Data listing
|---|
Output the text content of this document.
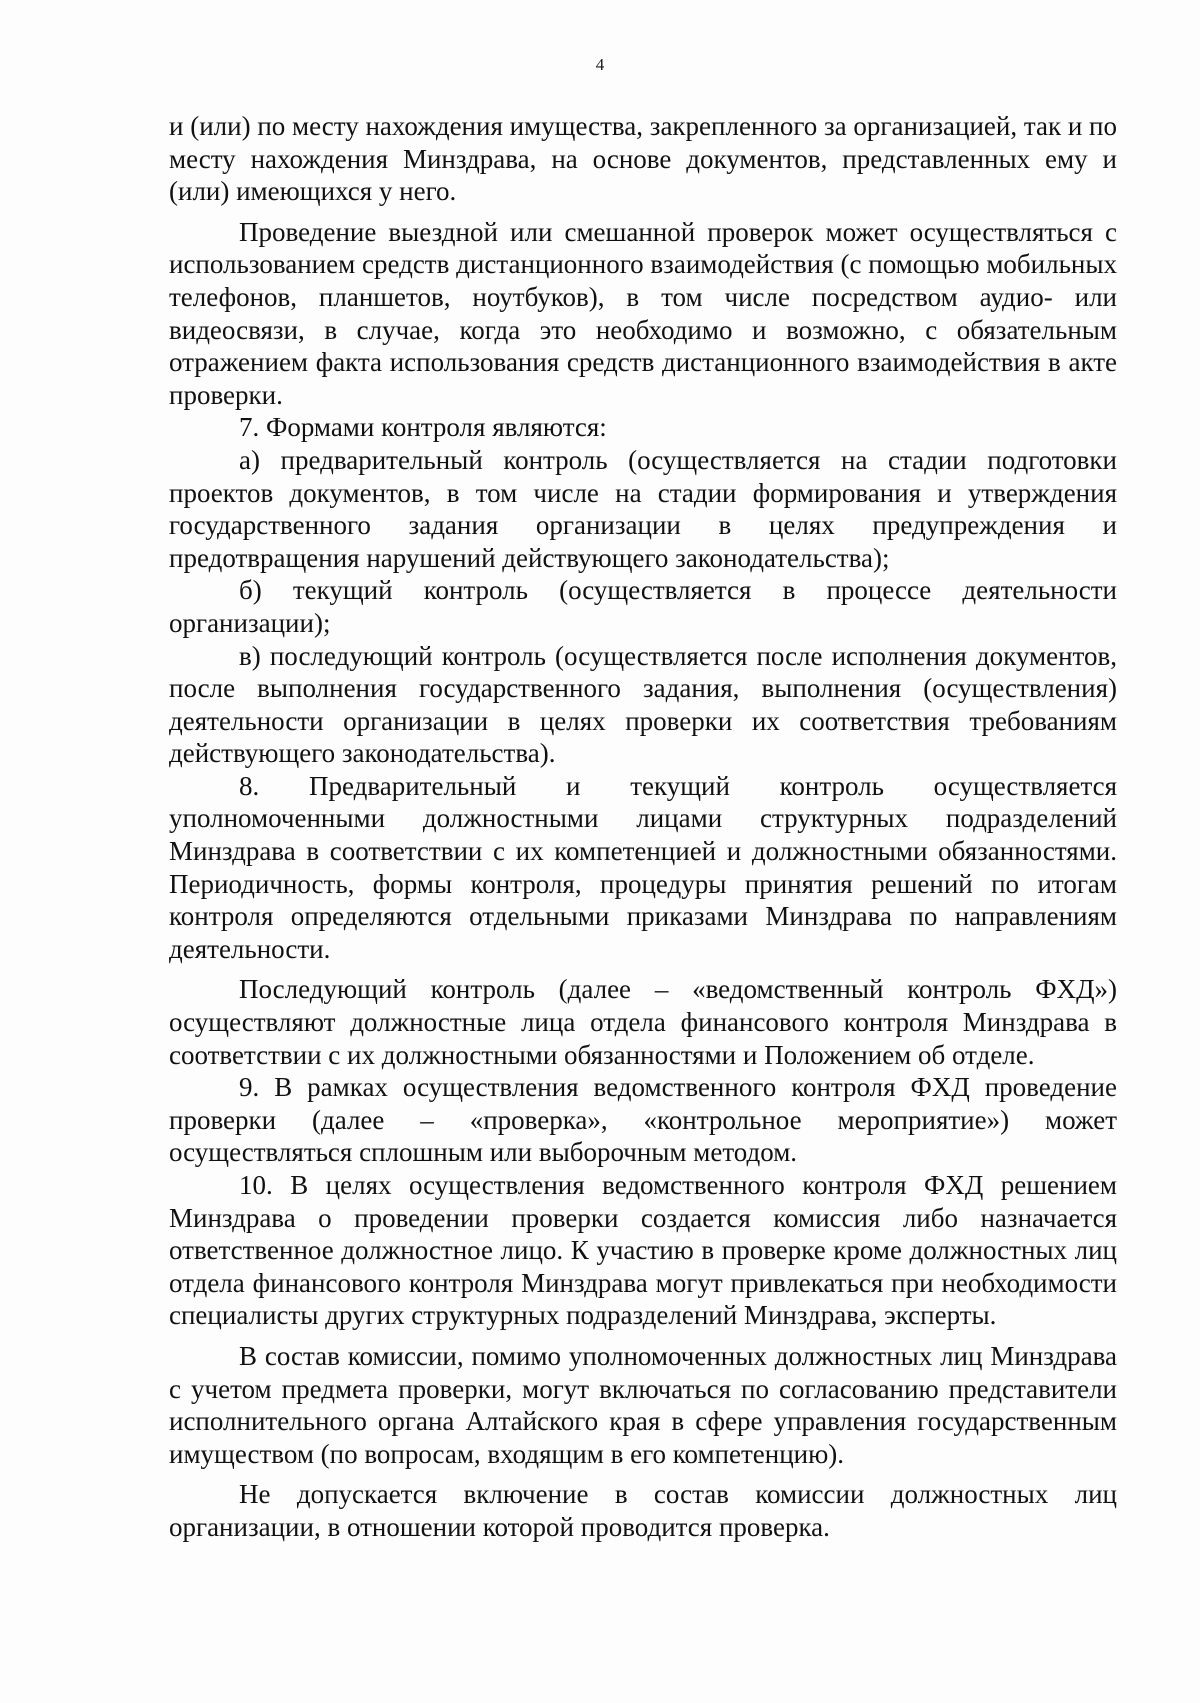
4

и (или) по месту нахождения имущества, закрепленного за организацией, так и по месту нахождения Минздрава, на основе документов, представленных ему и (или) имеющихся у него.

Проведение выездной или смешанной проверок может осуществляться с использованием средств дистанционного взаимодействия (с помощью мобильных телефонов, планшетов, ноутбуков), в том числе посредством аудио- или видеосвязи, в случае, когда это необходимо и возможно, с обязательным отражением факта использования средств дистанционного взаимодействия в акте проверки.

7. Формами контроля являются:

а) предварительный контроль (осуществляется на стадии подготовки проектов документов, в том числе на стадии формирования и утверждения государственного задания организации в целях предупреждения и предотвращения нарушений действующего законодательства);

б) текущий контроль (осуществляется в процессе деятельности организации);

в) последующий контроль (осуществляется после исполнения документов, после выполнения государственного задания, выполнения (осуществления) деятельности организации в целях проверки их соответствия требованиям действующего законодательства).

8. Предварительный и текущий контроль осуществляется уполномоченными должностными лицами структурных подразделений Минздрава в соответствии с их компетенцией и должностными обязанностями. Периодичность, формы контроля, процедуры принятия решений по итогам контроля определяются отдельными приказами Минздрава по направлениям деятельности.

Последующий контроль (далее – «ведомственный контроль ФХД») осуществляют должностные лица отдела финансового контроля Минздрава в соответствии с их должностными обязанностями и Положением об отделе.

9. В рамках осуществления ведомственного контроля ФХД проведение проверки (далее – «проверка», «контрольное мероприятие») может осуществляться сплошным или выборочным методом.

10. В целях осуществления ведомственного контроля ФХД решением Минздрава о проведении проверки создается комиссия либо назначается ответственное должностное лицо. К участию в проверке кроме должностных лиц отдела финансового контроля Минздрава могут привлекаться при необходимости специалисты других структурных подразделений Минздрава, эксперты.

В состав комиссии, помимо уполномоченных должностных лиц Минздрава с учетом предмета проверки, могут включаться по согласованию представители исполнительного органа Алтайского края в сфере управления государственным имуществом (по вопросам, входящим в его компетенцию).

Не допускается включение в состав комиссии должностных лиц организации, в отношении которой проводится проверка.
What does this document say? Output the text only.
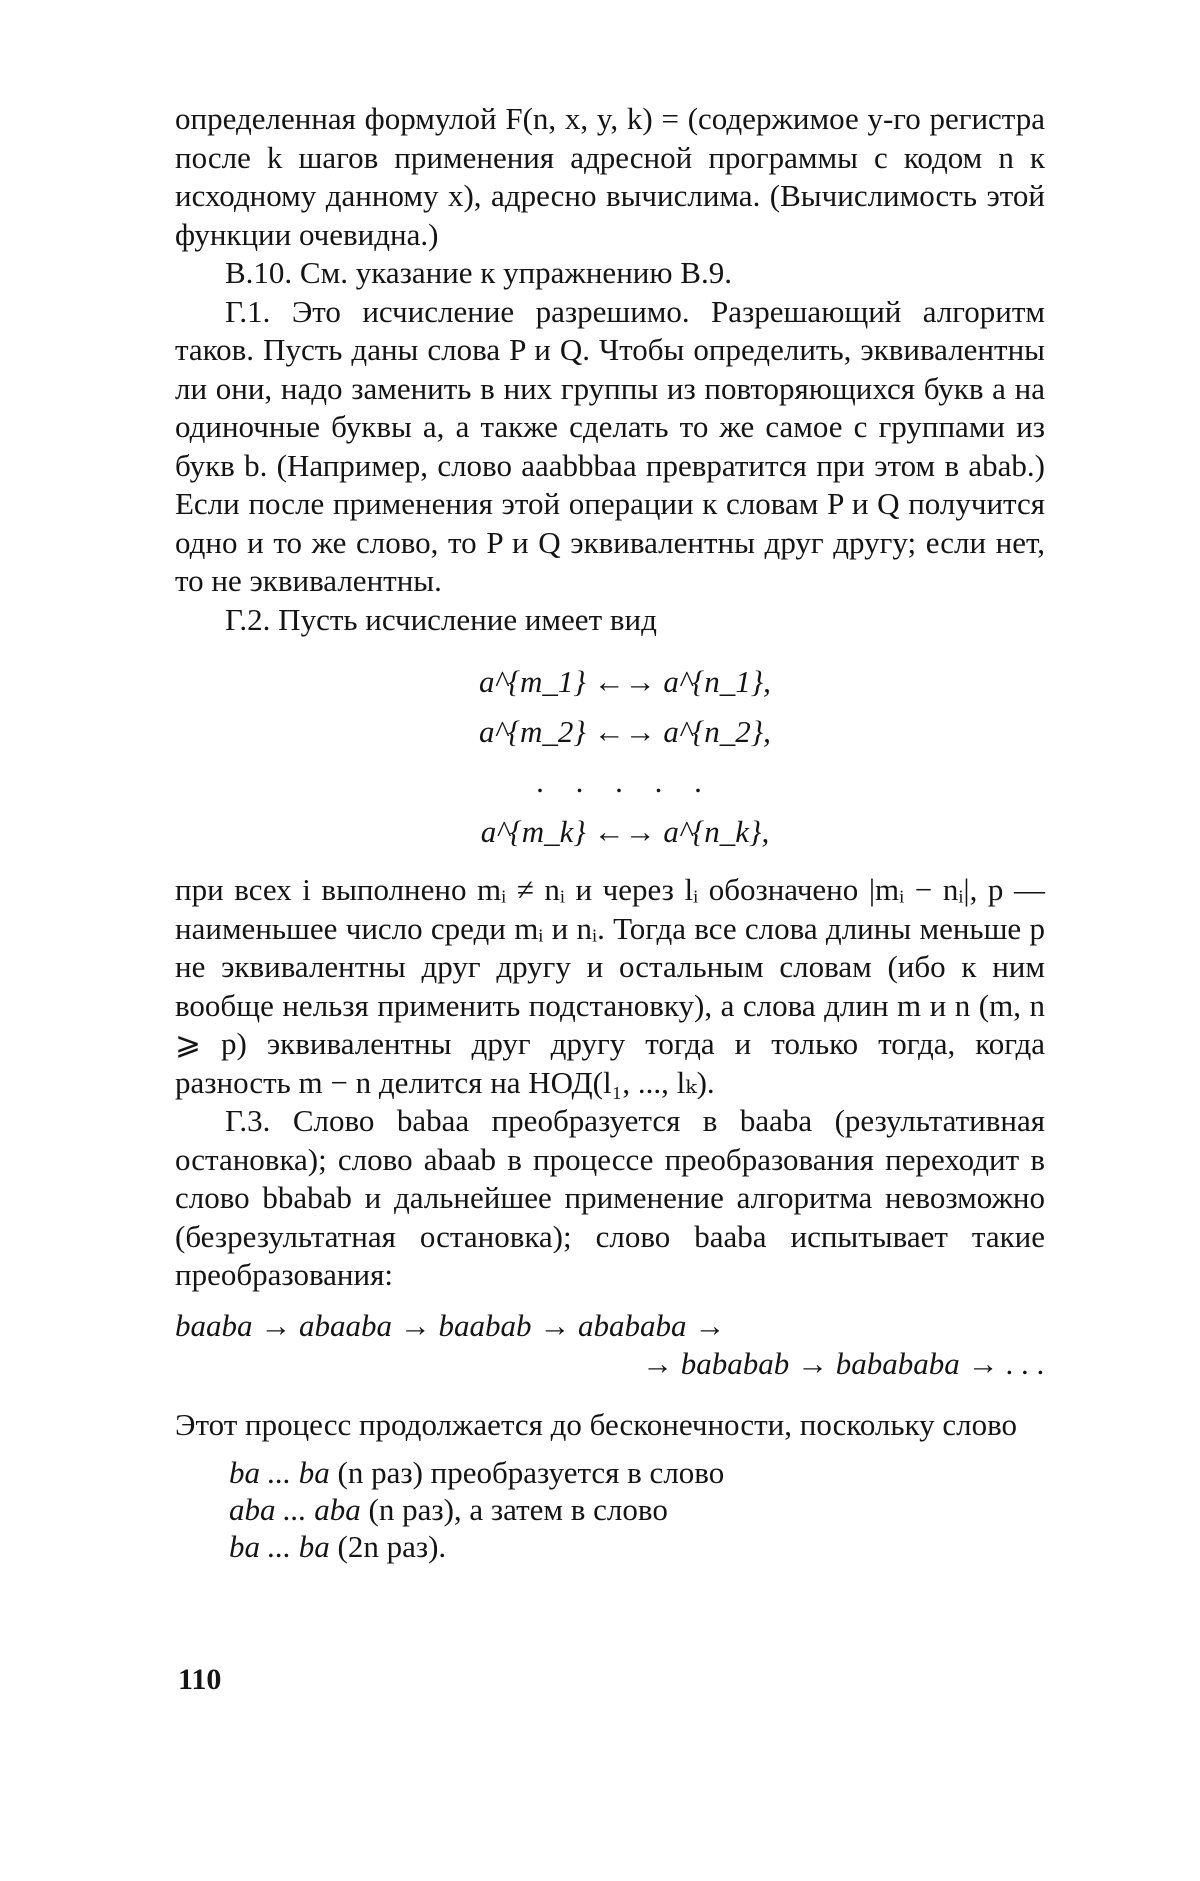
определенная формулой F(n, x, y, k) = (содержимое y-го регистра после k шагов применения адресной программы с кодом n к исходному данному x), адресно вычислима. (Вычислимость этой функции очевидна.)

В.10. См. указание к упражнению В.9.

Г.1. Это исчисление разрешимо. Разрешающий алгоритм таков. Пусть даны слова P и Q. Чтобы определить, эквивалентны ли они, надо заменить в них группы из повторяющихся букв a на одиночные буквы a, а также сделать то же самое с группами из букв b. (Например, слово aaabbbaa превратится при этом в abab.) Если после применения этой операции к словам P и Q получится одно и то же слово, то P и Q эквивалентны друг другу; если нет, то не эквивалентны.

Г.2. Пусть исчисление имеет вид

a^{m_1} ←→ a^{n_1},
a^{m_2} ←→ a^{n_2},
. . . . .
a^{m_k} ←→ a^{n_k},

при всех i выполнено mᵢ ≠ nᵢ и через lᵢ обозначено |mᵢ − nᵢ|, p — наименьшее число среди mᵢ и nᵢ. Тогда все слова длины меньше p не эквивалентны друг другу и остальным словам (ибо к ним вообще нельзя применить подстановку), а слова длин m и n (m, n ⩾ p) эквивалентны друг другу тогда и только тогда, когда разность m − n делится на НОД(l₁, ..., lₖ).

Г.3. Слово babaa преобразуется в baaba (результативная остановка); слово abaab в процессе преобразования переходит в слово bbabab и дальнейшее применение алгоритма невозможно (безрезультатная остановка); слово baaba испытывает такие преобразования:

baaba → abaaba → baabab → abababa →
→ bababab → babababa → . . .

Этот процесс продолжается до бесконечности, поскольку слово

ba ... ba (n раз) преобразуется в слово
aba ... aba (n раз), а затем в слово
ba ... ba (2n раз).
110
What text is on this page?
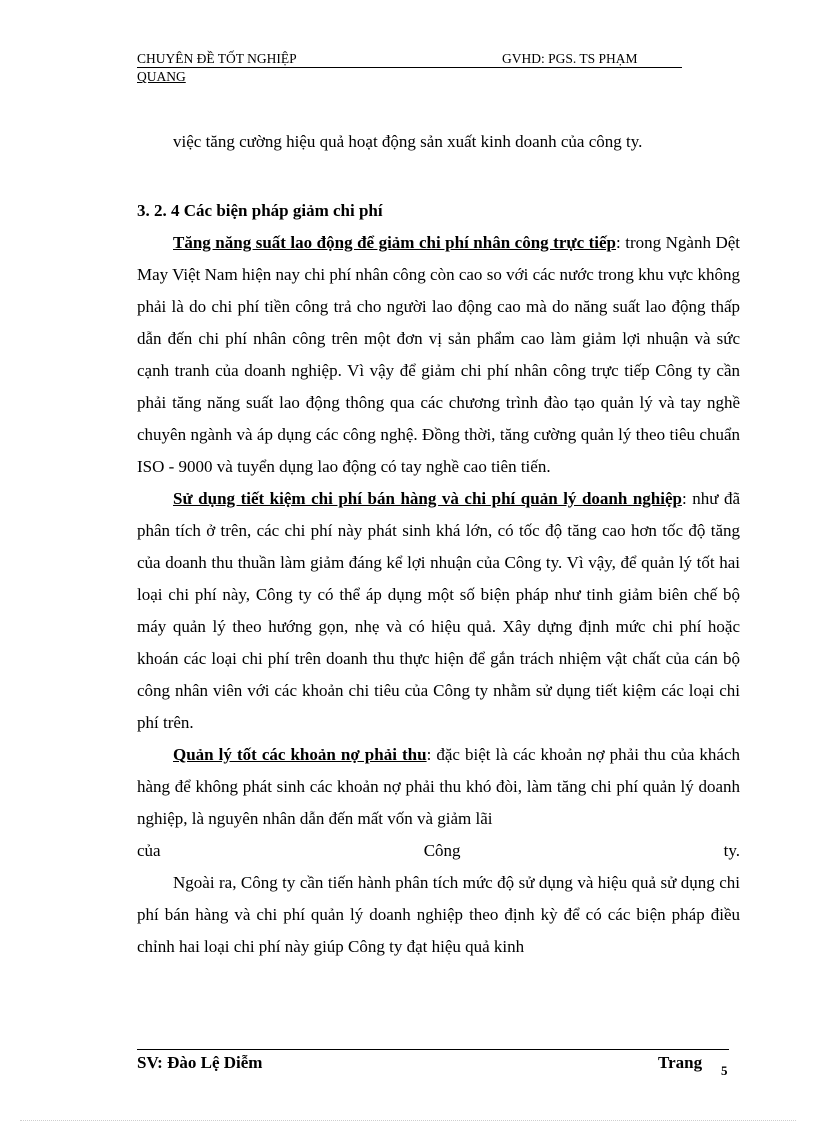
CHUYÊN ĐỀ TỐT NGHIỆP	GVHD: PGS. TS PHẠM
QUANG

việc tăng cường hiệu quả hoạt động sản xuất kinh doanh của công ty.

3. 2. 4 Các biện pháp giảm chi phí

Tăng năng suất lao động để giảm chi phí nhân công trực tiếp: trong Ngành Dệt May Việt Nam hiện nay chi phí nhân công còn cao so với các nước trong khu vực không phải là do chi phí tiền công trả cho người lao động cao mà do năng suất lao động thấp dẫn đến chi phí nhân công trên một đơn vị sản phẩm cao làm giảm lợi nhuận và sức cạnh tranh của doanh nghiệp. Vì vậy để giảm chi phí nhân công trực tiếp Công ty cần phải tăng năng suất lao động thông qua các chương trình đào tạo quản lý và tay nghề chuyên ngành và áp dụng các công nghệ. Đồng thời, tăng cường quản lý theo tiêu chuẩn ISO - 9000 và tuyển dụng lao động có tay nghề cao tiên tiến.

Sử dụng tiết kiệm chi phí bán hàng và chi phí quản lý doanh nghiệp: như đã phân tích ở trên, các chi phí này phát sinh khá lớn, có tốc độ tăng cao hơn tốc độ tăng của doanh thu thuần làm giảm đáng kể lợi nhuận của Công ty. Vì vậy, để quản lý tốt hai loại chi phí này, Công ty có thể áp dụng một số biện pháp như tinh giảm biên chế bộ máy quản lý theo hướng gọn, nhẹ và có hiệu quả. Xây dựng định mức chi phí hoặc khoán các loại chi phí trên doanh thu thực hiện để gắn trách nhiệm vật chất của cán bộ công nhân viên với các khoản chi tiêu của Công ty nhằm sử dụng tiết kiệm các loại chi phí trên.

Quản lý tốt các khoản nợ phải thu: đặc biệt là các khoản nợ phải thu của khách hàng để không phát sinh các khoản nợ phải thu khó đòi, làm tăng chi phí quản lý doanh nghiệp, là nguyên nhân dẫn đến mất vốn và giảm lãi

của	Công	ty.

Ngoài ra, Công ty cần tiến hành phân tích mức độ sử dụng và hiệu quả sử dụng chi phí bán hàng và chi phí quản lý doanh nghiệp theo định kỳ để có các biện pháp điều chỉnh hai loại chi phí này giúp Công ty đạt hiệu quả kinh

SV: Đào Lệ Diễm	Trang 5
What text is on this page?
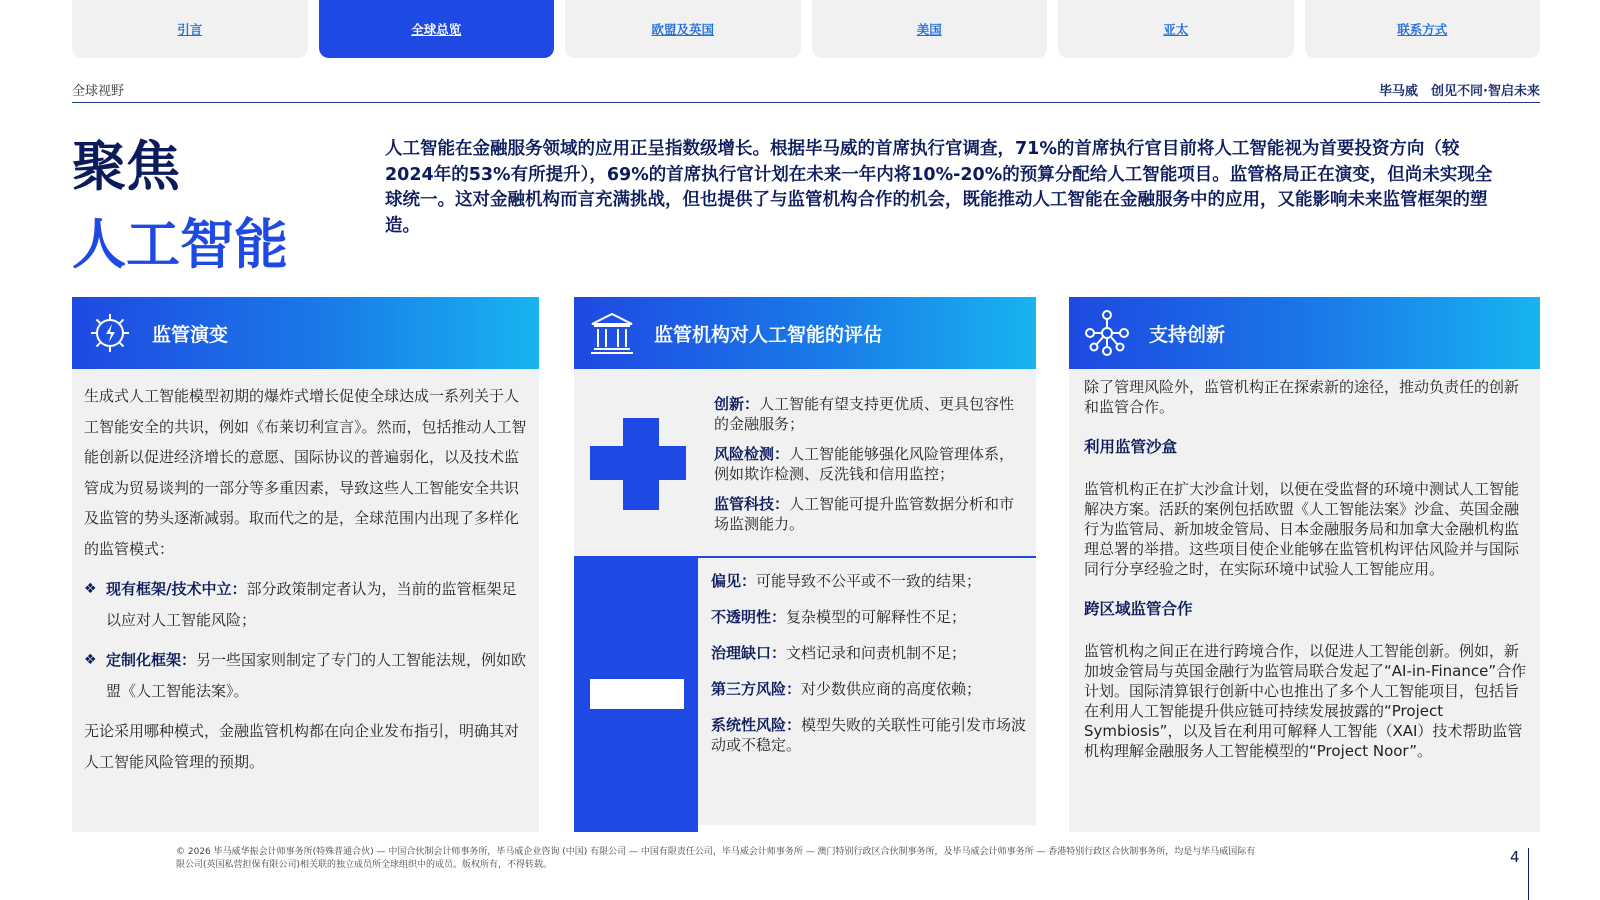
引言	全球总览	欧盟及英国	美国	亚太	联系方式
全球视野	毕马威　创见不同·智启未来
聚焦
人工智能
人工智能在金融服务领域的应用正呈指数级增长。根据毕马威的首席执行官调查，71%的首席执行官目前将人工智能视为首要投资方向（较2024年的53%有所提升），69%的首席执行官计划在未来一年内将10%-20%的预算分配给人工智能项目。监管格局正在演变，但尚未实现全球统一。这对金融机构而言充满挑战，但也提供了与监管机构合作的机会，既能推动人工智能在金融服务中的应用，又能影响未来监管框架的塑造。
监管演变

生成式人工智能模型初期的爆炸式增长促使全球达成一系列关于人工智能安全的共识，例如《布莱切利宣言》。然而，包括推动人工智能创新以促进经济增长的意愿、国际协议的普遍弱化，以及技术监管成为贸易谈判的一部分等多重因素，导致这些人工智能安全共识及监管的势头逐渐减弱。取而代之的是，全球范围内出现了多样化的监管模式：

❖ 现有框架/技术中立：部分政策制定者认为，当前的监管框架足以应对人工智能风险；
❖ 定制化框架：另一些国家则制定了专门的人工智能法规，例如欧盟《人工智能法案》。

无论采用哪种模式，金融监管机构都在向企业发布指引，明确其对人工智能风险管理的预期。

监管机构对人工智能的评估

创新：人工智能有望支持更优质、更具包容性的金融服务；

风险检测：人工智能能够强化风险管理体系，例如欺诈检测、反洗钱和信用监控；

监管科技：人工智能可提升监管数据分析和市场监测能力。

偏见：可能导致不公平或不一致的结果；

不透明性：复杂模型的可解释性不足；

治理缺口：文档记录和问责机制不足；

第三方风险：对少数供应商的高度依赖；

系统性风险：模型失败的关联性可能引发市场波动或不稳定。

支持创新

除了管理风险外，监管机构正在探索新的途径，推动负责任的创新和监管合作。

利用监管沙盒

监管机构正在扩大沙盒计划，以便在受监督的环境中测试人工智能解决方案。活跃的案例包括欧盟《人工智能法案》沙盒、英国金融行为监管局、新加坡金管局、日本金融服务局和加拿大金融机构监理总署的举措。这些项目使企业能够在监管机构评估风险并与国际同行分享经验之时，在实际环境中试验人工智能应用。

跨区域监管合作

监管机构之间正在进行跨境合作，以促进人工智能创新。例如，新加坡金管局与英国金融行为监管局联合发起了“AI-in-Finance”合作计划。国际清算银行创新中心也推出了多个人工智能项目，包括旨在利用人工智能提升供应链可持续发展披露的“Project Symbiosis”，以及旨在利用可解释人工智能（XAI）技术帮助监管机构理解金融服务人工智能模型的“Project Noor”。

© 2026 毕马威华振会计师事务所(特殊普通合伙) — 中国合伙制会计师事务所，毕马威企业咨询 (中国) 有限公司 — 中国有限责任公司，毕马威会计师事务所 — 澳门特别行政区合伙制事务所，及毕马威会计师事务所 — 香港特别行政区合伙制事务所，均是与毕马威国际有限公司(英国私营担保有限公司)相关联的独立成员所全球组织中的成员。版权所有，不得转载。	4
|---|
TASK REQUIREMENTS: For each line of the listing that holds the word "этой", show that line.

WORKED ANSWER:
определенная формулой F(n, x, y, k) = (содержимое y-го регистра после k шагов применения адресной программы с кодом n к исходному данному x), адресно вычислима. (Вычислимость этой функции очевидна.)
Г.1. Это исчисление разрешимо. Разрешающий алгоритм таков. Пусть даны слова P и Q. Чтобы определить, эквивалентны ли они, надо заменить в них группы из повторяющихся букв a на одиночные буквы a, а также сделать то же самое с группами из букв b. (Например, слово aaabbbaa превратится при этом в abab.) Если после применения этой операции к словам P и Q получится одно и то же слово, то P и Q эквивалентны друг другу; если нет, то не эквивалентны.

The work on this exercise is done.